___ Excerpted records

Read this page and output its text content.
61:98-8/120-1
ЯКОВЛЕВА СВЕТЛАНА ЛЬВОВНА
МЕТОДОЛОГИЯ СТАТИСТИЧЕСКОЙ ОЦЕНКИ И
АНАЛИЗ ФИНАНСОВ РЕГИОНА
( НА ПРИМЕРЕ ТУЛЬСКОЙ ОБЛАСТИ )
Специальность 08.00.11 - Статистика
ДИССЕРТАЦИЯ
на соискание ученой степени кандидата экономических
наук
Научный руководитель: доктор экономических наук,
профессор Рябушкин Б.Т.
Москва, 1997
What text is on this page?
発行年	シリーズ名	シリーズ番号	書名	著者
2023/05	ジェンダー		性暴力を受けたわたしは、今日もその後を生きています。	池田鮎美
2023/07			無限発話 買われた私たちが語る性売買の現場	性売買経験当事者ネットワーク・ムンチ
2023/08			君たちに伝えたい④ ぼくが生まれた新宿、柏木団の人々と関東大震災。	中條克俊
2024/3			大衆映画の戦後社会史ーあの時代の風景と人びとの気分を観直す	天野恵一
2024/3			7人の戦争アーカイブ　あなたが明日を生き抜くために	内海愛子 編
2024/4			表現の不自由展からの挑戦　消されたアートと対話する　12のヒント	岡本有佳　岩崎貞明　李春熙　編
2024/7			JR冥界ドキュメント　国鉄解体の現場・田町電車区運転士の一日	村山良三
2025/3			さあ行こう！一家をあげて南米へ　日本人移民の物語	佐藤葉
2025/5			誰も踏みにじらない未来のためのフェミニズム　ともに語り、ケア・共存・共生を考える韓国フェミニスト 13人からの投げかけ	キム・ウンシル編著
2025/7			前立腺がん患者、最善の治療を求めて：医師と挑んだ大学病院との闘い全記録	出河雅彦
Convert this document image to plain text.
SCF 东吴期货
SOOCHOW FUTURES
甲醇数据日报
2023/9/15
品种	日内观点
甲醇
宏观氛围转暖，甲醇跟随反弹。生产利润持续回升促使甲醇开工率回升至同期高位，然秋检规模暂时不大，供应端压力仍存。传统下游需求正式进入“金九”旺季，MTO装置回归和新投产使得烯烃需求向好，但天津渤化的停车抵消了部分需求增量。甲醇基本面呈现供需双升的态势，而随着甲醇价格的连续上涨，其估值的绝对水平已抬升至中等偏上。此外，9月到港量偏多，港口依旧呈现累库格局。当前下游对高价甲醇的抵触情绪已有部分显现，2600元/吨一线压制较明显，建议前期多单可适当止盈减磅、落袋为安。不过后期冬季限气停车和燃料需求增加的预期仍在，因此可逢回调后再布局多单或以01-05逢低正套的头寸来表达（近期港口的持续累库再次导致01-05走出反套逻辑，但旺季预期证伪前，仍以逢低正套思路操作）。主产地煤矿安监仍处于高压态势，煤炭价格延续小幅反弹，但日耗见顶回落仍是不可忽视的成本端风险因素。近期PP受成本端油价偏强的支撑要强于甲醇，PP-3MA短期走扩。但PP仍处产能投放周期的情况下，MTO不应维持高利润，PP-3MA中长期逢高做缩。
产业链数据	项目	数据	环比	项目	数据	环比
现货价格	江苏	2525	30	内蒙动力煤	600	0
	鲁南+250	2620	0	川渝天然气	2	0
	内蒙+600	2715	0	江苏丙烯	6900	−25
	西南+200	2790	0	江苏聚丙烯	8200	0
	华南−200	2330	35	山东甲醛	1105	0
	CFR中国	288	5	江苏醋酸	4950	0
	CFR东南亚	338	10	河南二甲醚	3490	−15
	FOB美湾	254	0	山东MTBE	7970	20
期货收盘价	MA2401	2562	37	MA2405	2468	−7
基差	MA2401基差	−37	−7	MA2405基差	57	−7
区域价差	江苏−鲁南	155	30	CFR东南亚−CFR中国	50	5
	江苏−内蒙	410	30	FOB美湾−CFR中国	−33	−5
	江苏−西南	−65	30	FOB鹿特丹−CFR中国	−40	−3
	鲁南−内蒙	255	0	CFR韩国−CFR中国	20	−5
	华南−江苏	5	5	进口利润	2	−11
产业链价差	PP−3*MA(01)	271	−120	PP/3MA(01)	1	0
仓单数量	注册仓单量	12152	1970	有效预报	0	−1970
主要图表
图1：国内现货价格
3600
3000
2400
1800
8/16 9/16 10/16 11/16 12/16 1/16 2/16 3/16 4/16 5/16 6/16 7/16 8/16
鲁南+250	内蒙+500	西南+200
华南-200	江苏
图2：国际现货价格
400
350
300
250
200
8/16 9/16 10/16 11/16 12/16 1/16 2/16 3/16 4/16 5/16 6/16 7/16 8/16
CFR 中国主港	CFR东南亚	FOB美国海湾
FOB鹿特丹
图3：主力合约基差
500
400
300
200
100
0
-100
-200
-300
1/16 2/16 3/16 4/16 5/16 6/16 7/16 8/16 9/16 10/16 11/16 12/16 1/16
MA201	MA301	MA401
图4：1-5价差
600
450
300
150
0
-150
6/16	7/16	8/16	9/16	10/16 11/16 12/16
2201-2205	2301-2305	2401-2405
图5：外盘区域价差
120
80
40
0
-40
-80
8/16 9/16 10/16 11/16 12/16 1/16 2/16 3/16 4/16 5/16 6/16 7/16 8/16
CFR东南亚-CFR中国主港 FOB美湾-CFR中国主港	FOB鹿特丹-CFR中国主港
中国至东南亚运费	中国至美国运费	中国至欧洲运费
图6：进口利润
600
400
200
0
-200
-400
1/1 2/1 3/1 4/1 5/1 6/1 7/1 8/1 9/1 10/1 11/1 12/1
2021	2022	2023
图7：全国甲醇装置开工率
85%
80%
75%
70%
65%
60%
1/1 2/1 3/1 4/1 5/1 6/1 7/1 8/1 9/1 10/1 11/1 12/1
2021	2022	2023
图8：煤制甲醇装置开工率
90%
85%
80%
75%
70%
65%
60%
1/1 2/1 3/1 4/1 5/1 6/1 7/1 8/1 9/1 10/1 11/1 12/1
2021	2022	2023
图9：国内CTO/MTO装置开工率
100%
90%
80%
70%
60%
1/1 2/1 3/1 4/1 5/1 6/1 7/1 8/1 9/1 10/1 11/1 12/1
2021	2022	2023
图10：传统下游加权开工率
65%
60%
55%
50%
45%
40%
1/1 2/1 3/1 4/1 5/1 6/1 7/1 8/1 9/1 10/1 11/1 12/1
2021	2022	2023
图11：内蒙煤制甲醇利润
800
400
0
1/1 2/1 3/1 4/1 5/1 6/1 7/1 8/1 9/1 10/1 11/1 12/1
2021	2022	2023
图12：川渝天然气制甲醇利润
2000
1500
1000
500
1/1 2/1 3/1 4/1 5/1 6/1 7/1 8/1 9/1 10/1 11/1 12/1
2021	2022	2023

______

_Work required_
Search the listing above for the string "FOB鹿特丹". Copy every line that contains it.

_Final answer_
	江苏−西南	−65	30	FOB鹿特丹−CFR中国	−40	−3
FOB鹿特丹
CFR东南亚-CFR中国主港 FOB美湾-CFR中国主港	FOB鹿特丹-CFR中国主港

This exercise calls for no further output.